■ WHAT IS BEING ASKED:
Each line that contains the string "Price" counts once; report how many such lines appear in the data, as a number only.

■ EXERCISE INPUT:
——
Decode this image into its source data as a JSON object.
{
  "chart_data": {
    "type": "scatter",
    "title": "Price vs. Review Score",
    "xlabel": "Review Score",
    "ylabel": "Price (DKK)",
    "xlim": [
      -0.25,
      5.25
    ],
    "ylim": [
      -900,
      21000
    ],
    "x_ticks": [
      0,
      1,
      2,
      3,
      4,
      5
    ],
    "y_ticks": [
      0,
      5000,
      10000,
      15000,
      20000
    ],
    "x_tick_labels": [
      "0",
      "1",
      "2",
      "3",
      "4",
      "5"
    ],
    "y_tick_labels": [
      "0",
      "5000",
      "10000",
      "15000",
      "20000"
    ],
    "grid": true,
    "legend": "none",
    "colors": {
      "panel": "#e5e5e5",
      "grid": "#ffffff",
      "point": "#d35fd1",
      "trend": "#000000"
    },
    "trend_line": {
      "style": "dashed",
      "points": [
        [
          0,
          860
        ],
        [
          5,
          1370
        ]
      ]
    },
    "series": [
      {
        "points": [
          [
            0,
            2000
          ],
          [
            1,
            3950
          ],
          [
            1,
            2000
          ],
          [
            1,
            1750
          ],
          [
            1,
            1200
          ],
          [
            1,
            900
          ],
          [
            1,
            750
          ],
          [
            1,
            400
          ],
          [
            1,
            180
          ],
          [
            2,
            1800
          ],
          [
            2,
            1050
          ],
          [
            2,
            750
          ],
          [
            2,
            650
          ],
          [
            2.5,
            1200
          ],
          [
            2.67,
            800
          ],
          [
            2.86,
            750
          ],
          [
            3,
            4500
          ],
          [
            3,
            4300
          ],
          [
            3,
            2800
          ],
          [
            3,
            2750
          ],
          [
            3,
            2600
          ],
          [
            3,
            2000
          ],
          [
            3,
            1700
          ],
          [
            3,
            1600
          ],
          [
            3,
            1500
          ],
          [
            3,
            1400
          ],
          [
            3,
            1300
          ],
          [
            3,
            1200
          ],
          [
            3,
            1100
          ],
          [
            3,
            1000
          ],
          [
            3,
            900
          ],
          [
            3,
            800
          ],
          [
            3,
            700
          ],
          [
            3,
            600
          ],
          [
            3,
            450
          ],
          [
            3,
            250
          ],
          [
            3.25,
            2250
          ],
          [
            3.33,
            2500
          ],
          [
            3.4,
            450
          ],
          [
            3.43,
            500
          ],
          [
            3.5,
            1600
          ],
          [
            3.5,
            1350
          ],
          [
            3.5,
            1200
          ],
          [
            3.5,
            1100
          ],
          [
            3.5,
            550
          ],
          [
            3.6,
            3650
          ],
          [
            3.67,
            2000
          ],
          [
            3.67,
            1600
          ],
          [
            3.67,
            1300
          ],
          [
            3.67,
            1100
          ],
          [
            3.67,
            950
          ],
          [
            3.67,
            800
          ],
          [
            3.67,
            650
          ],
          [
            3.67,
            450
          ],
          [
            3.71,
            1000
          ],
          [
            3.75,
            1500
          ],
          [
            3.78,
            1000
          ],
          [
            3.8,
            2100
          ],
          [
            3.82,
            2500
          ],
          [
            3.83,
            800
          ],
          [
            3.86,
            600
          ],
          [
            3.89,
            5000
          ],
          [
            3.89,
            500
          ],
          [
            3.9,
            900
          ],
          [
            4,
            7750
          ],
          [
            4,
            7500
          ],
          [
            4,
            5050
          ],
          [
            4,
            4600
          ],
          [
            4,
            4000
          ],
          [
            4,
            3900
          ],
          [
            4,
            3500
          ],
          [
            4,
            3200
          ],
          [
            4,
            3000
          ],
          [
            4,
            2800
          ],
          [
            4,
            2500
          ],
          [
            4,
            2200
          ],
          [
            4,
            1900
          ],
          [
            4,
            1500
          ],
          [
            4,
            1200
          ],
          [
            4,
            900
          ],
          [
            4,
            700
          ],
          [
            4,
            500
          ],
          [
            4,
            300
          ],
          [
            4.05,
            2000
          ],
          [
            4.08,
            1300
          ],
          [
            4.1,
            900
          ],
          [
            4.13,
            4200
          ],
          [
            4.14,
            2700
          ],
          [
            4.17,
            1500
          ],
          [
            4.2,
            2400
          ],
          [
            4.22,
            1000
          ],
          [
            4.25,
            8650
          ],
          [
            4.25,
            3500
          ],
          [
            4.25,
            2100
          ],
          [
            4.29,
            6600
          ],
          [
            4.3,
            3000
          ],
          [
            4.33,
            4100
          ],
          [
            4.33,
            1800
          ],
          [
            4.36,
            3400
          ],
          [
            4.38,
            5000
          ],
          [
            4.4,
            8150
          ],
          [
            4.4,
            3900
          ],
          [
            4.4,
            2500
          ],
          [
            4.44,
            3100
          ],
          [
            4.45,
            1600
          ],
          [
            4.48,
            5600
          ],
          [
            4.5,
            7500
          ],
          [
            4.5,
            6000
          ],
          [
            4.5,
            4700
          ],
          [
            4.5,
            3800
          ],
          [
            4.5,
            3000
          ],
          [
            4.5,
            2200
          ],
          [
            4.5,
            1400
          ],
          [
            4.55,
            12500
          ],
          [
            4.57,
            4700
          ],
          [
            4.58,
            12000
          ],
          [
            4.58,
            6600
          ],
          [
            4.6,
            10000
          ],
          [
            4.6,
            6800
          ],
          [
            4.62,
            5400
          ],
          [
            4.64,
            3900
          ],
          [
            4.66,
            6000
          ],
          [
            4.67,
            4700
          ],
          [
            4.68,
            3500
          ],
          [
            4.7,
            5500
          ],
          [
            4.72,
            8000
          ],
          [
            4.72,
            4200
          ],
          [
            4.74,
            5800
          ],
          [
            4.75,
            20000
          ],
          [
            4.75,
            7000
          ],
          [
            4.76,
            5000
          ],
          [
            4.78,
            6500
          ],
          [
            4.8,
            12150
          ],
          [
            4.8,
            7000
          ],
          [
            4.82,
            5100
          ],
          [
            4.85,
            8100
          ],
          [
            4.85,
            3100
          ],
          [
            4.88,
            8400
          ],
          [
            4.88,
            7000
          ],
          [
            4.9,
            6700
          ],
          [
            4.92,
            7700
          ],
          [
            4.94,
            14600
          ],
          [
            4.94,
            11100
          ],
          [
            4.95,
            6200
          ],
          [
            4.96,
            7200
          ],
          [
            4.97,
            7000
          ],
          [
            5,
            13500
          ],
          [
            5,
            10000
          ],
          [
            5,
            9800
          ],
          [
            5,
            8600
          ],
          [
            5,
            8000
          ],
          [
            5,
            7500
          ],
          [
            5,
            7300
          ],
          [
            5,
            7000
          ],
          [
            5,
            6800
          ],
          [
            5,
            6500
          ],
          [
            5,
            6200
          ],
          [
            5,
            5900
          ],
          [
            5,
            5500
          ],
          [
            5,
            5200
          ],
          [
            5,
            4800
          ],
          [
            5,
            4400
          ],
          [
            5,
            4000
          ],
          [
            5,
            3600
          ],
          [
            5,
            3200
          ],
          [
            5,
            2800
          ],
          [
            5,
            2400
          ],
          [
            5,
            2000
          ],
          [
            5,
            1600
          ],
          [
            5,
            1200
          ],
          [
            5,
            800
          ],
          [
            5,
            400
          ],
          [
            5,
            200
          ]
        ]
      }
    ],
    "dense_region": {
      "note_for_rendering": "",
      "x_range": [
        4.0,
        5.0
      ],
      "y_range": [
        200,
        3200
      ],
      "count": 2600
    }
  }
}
——
■ RESPONSE:
2